Records that describe figures
* * *
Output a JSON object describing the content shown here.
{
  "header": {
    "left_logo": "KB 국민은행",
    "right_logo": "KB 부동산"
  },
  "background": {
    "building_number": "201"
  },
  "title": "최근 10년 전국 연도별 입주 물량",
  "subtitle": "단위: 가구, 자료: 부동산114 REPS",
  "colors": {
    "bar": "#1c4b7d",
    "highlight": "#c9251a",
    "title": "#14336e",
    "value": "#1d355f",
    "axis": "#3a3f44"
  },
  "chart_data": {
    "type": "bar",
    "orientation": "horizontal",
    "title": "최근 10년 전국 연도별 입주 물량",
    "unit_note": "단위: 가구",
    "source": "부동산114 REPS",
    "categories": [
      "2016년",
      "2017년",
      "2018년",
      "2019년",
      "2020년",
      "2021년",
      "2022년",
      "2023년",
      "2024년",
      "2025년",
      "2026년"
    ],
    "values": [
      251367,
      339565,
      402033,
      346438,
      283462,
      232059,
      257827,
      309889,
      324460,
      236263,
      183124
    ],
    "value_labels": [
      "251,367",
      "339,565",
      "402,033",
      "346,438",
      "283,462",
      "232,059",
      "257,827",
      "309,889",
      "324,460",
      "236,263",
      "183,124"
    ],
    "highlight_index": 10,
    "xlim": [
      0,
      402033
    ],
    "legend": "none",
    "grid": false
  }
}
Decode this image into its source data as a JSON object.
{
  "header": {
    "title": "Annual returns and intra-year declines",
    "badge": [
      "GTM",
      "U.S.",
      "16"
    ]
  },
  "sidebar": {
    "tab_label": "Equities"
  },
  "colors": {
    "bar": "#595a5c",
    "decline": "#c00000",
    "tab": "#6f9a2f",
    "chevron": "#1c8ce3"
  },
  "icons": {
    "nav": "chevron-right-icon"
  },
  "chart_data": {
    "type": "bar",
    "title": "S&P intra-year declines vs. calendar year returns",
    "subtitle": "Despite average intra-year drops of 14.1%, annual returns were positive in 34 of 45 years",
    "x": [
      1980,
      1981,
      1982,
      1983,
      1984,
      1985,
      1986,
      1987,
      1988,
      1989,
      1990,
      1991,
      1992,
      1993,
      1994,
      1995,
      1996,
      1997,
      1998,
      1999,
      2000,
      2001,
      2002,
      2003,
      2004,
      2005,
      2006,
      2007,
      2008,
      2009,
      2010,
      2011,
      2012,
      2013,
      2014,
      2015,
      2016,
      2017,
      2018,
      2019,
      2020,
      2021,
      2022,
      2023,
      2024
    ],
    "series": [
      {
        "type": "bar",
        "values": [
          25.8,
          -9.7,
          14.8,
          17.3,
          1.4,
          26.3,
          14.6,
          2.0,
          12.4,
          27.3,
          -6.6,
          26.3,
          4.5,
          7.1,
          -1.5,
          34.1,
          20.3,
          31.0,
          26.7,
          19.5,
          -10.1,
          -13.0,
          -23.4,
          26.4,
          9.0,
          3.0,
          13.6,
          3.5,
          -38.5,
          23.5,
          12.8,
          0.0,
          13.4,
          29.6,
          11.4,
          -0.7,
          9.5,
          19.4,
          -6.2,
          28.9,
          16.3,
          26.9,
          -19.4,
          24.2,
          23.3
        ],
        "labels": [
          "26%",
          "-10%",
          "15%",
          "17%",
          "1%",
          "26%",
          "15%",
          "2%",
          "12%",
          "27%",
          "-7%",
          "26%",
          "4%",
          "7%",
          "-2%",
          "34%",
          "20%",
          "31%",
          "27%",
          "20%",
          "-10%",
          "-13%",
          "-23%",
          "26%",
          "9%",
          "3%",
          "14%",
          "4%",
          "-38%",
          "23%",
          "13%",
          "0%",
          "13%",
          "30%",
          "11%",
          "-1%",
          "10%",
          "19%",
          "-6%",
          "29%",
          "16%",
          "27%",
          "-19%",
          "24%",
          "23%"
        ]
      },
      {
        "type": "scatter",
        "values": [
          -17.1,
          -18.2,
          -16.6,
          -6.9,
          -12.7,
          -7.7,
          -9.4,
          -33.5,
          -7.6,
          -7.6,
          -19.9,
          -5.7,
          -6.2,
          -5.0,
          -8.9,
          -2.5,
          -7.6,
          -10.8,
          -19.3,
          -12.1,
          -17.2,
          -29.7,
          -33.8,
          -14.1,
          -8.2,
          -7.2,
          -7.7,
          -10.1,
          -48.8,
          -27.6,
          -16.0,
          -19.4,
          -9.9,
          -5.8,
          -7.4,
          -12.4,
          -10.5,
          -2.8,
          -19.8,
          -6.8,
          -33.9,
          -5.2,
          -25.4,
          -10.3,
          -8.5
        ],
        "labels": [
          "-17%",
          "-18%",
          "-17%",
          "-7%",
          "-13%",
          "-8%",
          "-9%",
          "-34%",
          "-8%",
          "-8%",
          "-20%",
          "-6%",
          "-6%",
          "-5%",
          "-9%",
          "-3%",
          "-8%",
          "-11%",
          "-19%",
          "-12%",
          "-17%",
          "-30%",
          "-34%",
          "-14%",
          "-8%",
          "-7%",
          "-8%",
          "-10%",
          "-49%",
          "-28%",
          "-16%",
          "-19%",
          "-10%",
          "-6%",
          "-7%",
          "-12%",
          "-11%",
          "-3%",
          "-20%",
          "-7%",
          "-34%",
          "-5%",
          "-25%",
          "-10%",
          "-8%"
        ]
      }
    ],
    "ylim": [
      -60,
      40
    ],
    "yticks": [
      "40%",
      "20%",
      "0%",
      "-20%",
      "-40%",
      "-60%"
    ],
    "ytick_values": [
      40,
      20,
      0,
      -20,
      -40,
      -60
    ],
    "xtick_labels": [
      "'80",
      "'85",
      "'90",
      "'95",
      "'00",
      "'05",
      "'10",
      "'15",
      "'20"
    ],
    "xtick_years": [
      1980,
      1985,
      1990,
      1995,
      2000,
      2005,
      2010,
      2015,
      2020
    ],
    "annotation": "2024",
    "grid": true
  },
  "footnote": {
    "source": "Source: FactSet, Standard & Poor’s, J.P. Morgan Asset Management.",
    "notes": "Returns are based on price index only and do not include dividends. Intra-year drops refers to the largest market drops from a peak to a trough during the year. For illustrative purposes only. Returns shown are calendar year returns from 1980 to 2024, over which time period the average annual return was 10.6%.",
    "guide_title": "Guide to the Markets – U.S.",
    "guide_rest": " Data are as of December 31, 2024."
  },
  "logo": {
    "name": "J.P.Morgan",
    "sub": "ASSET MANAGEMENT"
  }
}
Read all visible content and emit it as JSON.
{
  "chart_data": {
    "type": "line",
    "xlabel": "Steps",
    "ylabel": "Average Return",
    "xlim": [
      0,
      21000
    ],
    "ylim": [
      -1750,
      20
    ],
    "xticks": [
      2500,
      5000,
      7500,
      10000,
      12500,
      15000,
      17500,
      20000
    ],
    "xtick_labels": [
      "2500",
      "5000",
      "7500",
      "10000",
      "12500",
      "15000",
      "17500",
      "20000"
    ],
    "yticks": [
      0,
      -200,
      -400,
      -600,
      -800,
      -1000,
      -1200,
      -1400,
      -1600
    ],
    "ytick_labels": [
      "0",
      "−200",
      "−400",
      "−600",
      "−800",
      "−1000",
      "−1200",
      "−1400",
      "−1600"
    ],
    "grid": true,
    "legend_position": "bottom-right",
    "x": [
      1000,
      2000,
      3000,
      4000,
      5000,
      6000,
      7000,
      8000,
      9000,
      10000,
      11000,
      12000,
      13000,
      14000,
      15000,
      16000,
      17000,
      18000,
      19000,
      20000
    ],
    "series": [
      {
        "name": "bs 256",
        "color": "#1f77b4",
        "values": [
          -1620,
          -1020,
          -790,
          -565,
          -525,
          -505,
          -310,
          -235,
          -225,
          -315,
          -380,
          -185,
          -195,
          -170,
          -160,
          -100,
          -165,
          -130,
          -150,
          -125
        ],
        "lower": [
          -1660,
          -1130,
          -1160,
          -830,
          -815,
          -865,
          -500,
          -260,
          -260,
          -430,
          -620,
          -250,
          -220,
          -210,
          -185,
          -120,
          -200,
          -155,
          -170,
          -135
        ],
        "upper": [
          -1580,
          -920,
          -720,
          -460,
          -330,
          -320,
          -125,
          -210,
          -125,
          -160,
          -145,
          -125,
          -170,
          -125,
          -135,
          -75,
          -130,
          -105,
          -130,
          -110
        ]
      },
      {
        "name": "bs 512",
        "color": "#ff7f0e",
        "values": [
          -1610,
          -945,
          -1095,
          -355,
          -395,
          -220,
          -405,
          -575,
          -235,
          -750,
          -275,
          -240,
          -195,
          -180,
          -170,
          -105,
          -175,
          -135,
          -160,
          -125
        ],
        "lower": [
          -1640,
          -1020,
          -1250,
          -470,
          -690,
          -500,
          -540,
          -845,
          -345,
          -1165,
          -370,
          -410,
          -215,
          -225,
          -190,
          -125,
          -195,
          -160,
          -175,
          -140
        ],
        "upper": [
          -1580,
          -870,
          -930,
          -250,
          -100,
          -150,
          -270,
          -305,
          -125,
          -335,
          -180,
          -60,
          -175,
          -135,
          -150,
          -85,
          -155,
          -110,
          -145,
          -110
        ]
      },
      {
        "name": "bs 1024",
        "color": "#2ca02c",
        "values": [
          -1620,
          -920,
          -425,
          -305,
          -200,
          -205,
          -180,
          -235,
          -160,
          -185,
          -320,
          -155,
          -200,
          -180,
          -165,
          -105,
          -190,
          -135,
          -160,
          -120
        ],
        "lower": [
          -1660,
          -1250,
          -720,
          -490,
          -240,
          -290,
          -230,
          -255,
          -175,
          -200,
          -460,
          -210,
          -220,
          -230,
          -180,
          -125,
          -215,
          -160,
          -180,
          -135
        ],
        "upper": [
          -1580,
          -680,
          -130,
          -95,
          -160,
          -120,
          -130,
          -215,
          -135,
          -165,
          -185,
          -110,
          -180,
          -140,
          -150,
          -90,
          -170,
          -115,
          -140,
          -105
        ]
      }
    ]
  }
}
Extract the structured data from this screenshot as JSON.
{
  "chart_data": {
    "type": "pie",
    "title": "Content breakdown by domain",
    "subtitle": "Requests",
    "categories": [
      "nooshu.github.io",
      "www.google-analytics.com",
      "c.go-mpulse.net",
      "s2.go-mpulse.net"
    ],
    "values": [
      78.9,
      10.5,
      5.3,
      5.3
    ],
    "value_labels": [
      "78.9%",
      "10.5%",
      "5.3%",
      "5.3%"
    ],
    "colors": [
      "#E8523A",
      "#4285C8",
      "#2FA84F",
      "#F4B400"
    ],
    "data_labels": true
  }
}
* * *
Return every line containing "object".

§ Solution
Output a JSON object describing the content shown here.
Decode this image into its source data as a JSON object.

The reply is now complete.